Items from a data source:
»»
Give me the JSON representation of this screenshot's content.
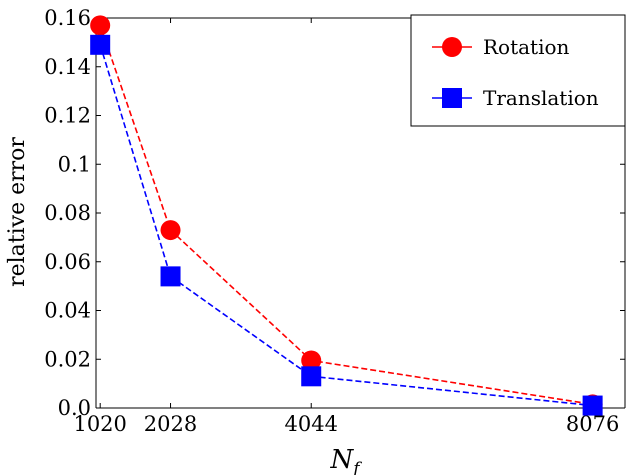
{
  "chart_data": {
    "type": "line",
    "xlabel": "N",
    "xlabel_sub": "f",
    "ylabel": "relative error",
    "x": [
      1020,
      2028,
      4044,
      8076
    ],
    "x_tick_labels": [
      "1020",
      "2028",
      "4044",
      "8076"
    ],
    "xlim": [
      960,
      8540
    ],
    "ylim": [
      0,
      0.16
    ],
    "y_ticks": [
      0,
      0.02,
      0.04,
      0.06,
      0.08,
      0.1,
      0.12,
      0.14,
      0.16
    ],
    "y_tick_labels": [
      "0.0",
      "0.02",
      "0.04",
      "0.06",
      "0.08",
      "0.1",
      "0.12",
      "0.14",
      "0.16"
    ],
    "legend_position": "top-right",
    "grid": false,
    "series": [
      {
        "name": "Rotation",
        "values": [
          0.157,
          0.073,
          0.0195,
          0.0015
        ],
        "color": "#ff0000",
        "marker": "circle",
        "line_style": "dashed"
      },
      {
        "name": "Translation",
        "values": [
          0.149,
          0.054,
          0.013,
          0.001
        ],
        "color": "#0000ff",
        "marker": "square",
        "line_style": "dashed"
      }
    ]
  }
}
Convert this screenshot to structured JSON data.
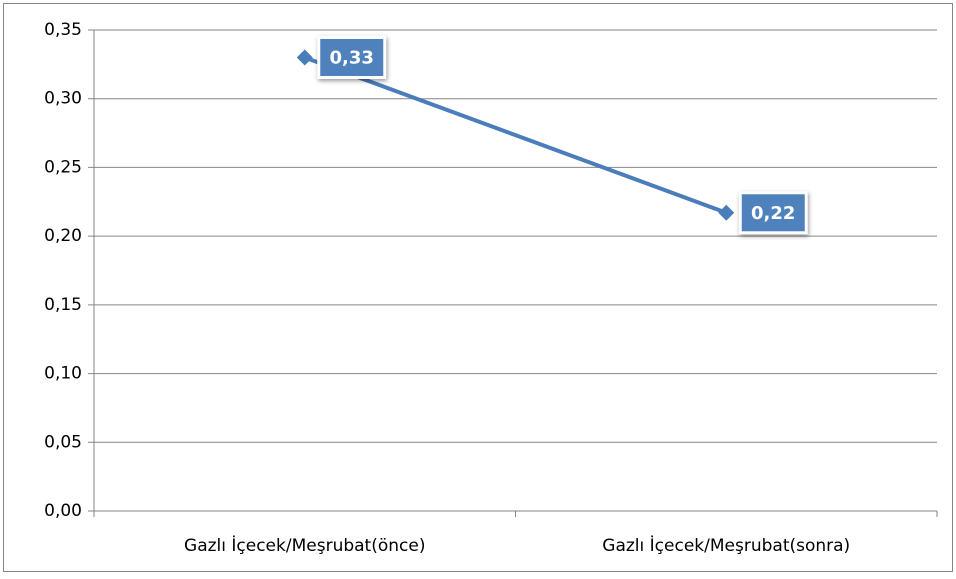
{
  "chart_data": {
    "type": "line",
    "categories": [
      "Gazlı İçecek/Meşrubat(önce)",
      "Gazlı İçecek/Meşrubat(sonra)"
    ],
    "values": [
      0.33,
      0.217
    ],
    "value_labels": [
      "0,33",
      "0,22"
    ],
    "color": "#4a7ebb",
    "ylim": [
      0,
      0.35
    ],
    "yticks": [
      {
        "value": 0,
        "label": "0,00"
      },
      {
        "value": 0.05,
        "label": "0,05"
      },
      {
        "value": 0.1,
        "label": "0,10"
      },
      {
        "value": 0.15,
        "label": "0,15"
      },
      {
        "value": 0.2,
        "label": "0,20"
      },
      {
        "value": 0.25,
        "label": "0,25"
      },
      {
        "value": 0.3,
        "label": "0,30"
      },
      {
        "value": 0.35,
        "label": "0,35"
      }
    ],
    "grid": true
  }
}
««
## WHAT TO DO
Return the listing above unchanged, apart from dropping its pictures.

## ANSWER BELOW
Give me the JSON representation of this screenshot's content.
{
  "chart_data": {
    "type": "line",
    "xlabel": "N",
    "xlabel_sub": "f",
    "ylabel": "relative error",
    "x": [
      1020,
      2028,
      4044,
      8076
    ],
    "x_tick_labels": [
      "1020",
      "2028",
      "4044",
      "8076"
    ],
    "xlim": [
      960,
      8540
    ],
    "ylim": [
      0,
      0.16
    ],
    "y_ticks": [
      0,
      0.02,
      0.04,
      0.06,
      0.08,
      0.1,
      0.12,
      0.14,
      0.16
    ],
    "y_tick_labels": [
      "0.0",
      "0.02",
      "0.04",
      "0.06",
      "0.08",
      "0.1",
      "0.12",
      "0.14",
      "0.16"
    ],
    "legend_position": "top-right",
    "grid": false,
    "series": [
      {
        "name": "Rotation",
        "values": [
          0.157,
          0.073,
          0.0195,
          0.0015
        ],
        "color": "#ff0000",
        "marker": "circle",
        "line_style": "dashed"
      },
      {
        "name": "Translation",
        "values": [
          0.149,
          0.054,
          0.013,
          0.001
        ],
        "color": "#0000ff",
        "marker": "square",
        "line_style": "dashed"
      }
    ]
  }
}
Convert this screenshot to structured JSON data.
{
  "chart_data": {
    "type": "line",
    "categories": [
      "Gazlı İçecek/Meşrubat(önce)",
      "Gazlı İçecek/Meşrubat(sonra)"
    ],
    "values": [
      0.33,
      0.217
    ],
    "value_labels": [
      "0,33",
      "0,22"
    ],
    "color": "#4a7ebb",
    "ylim": [
      0,
      0.35
    ],
    "yticks": [
      {
        "value": 0,
        "label": "0,00"
      },
      {
        "value": 0.05,
        "label": "0,05"
      },
      {
        "value": 0.1,
        "label": "0,10"
      },
      {
        "value": 0.15,
        "label": "0,15"
      },
      {
        "value": 0.2,
        "label": "0,20"
      },
      {
        "value": 0.25,
        "label": "0,25"
      },
      {
        "value": 0.3,
        "label": "0,30"
      },
      {
        "value": 0.35,
        "label": "0,35"
      }
    ],
    "grid": true
  }
}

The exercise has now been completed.